* _Direction_
Write out the full set of records below exactly.

* _Supplied information_

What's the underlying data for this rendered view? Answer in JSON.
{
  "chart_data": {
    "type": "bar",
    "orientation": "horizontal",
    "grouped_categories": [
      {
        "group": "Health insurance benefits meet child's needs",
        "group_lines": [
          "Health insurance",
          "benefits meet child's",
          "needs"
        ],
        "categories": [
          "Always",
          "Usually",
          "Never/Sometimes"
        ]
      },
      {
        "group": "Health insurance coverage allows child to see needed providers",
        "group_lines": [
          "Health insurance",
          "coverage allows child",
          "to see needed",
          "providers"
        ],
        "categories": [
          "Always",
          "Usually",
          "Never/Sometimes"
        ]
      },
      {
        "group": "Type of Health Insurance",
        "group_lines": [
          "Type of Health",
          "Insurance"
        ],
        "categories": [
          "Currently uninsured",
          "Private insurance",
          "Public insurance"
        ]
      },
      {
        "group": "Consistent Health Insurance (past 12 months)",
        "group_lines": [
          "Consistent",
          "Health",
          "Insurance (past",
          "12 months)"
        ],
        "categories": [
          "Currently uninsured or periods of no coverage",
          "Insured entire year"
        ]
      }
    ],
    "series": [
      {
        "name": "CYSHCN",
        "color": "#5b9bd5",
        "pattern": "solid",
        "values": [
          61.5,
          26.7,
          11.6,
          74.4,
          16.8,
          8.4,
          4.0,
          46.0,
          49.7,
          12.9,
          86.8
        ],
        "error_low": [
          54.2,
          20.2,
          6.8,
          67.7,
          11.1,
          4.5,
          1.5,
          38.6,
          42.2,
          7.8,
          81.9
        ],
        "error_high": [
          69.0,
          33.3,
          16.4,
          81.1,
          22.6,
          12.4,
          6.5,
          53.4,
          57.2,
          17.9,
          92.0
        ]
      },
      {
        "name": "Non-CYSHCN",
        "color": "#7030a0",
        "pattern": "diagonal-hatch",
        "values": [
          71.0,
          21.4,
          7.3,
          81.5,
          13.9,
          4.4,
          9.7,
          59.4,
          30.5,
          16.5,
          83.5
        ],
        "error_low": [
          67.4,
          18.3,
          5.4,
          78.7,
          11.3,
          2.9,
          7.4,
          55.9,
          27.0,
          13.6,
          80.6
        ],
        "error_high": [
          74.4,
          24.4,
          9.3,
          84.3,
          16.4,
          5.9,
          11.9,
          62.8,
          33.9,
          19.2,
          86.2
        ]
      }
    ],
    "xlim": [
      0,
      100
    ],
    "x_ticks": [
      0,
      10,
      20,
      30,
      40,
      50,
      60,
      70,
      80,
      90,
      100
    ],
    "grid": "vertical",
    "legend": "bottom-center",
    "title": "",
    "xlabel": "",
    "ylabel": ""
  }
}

* _Solution for this problem_
What's the underlying data for this rendered view? Answer in JSON.
{
  "chart_data": {
    "type": "bar",
    "orientation": "horizontal",
    "grouped_categories": [
      {
        "group": "Health insurance benefits meet child's needs",
        "group_lines": [
          "Health insurance",
          "benefits meet child's",
          "needs"
        ],
        "categories": [
          "Always",
          "Usually",
          "Never/Sometimes"
        ]
      },
      {
        "group": "Health insurance coverage allows child to see needed providers",
        "group_lines": [
          "Health insurance",
          "coverage allows child",
          "to see needed",
          "providers"
        ],
        "categories": [
          "Always",
          "Usually",
          "Never/Sometimes"
        ]
      },
      {
        "group": "Type of Health Insurance",
        "group_lines": [
          "Type of Health",
          "Insurance"
        ],
        "categories": [
          "Currently uninsured",
          "Private insurance",
          "Public insurance"
        ]
      },
      {
        "group": "Consistent Health Insurance (past 12 months)",
        "group_lines": [
          "Consistent",
          "Health",
          "Insurance (past",
          "12 months)"
        ],
        "categories": [
          "Currently uninsured or periods of no coverage",
          "Insured entire year"
        ]
      }
    ],
    "series": [
      {
        "name": "CYSHCN",
        "color": "#5b9bd5",
        "pattern": "solid",
        "values": [
          61.5,
          26.7,
          11.6,
          74.4,
          16.8,
          8.4,
          4.0,
          46.0,
          49.7,
          12.9,
          86.8
        ],
        "error_low": [
          54.2,
          20.2,
          6.8,
          67.7,
          11.1,
          4.5,
          1.5,
          38.6,
          42.2,
          7.8,
          81.9
        ],
        "error_high": [
          69.0,
          33.3,
          16.4,
          81.1,
          22.6,
          12.4,
          6.5,
          53.4,
          57.2,
          17.9,
          92.0
        ]
      },
      {
        "name": "Non-CYSHCN",
        "color": "#7030a0",
        "pattern": "diagonal-hatch",
        "values": [
          71.0,
          21.4,
          7.3,
          81.5,
          13.9,
          4.4,
          9.7,
          59.4,
          30.5,
          16.5,
          83.5
        ],
        "error_low": [
          67.4,
          18.3,
          5.4,
          78.7,
          11.3,
          2.9,
          7.4,
          55.9,
          27.0,
          13.6,
          80.6
        ],
        "error_high": [
          74.4,
          24.4,
          9.3,
          84.3,
          16.4,
          5.9,
          11.9,
          62.8,
          33.9,
          19.2,
          86.2
        ]
      }
    ],
    "xlim": [
      0,
      100
    ],
    "x_ticks": [
      0,
      10,
      20,
      30,
      40,
      50,
      60,
      70,
      80,
      90,
      100
    ],
    "grid": "vertical",
    "legend": "bottom-center",
    "title": "",
    "xlabel": "",
    "ylabel": ""
  }
}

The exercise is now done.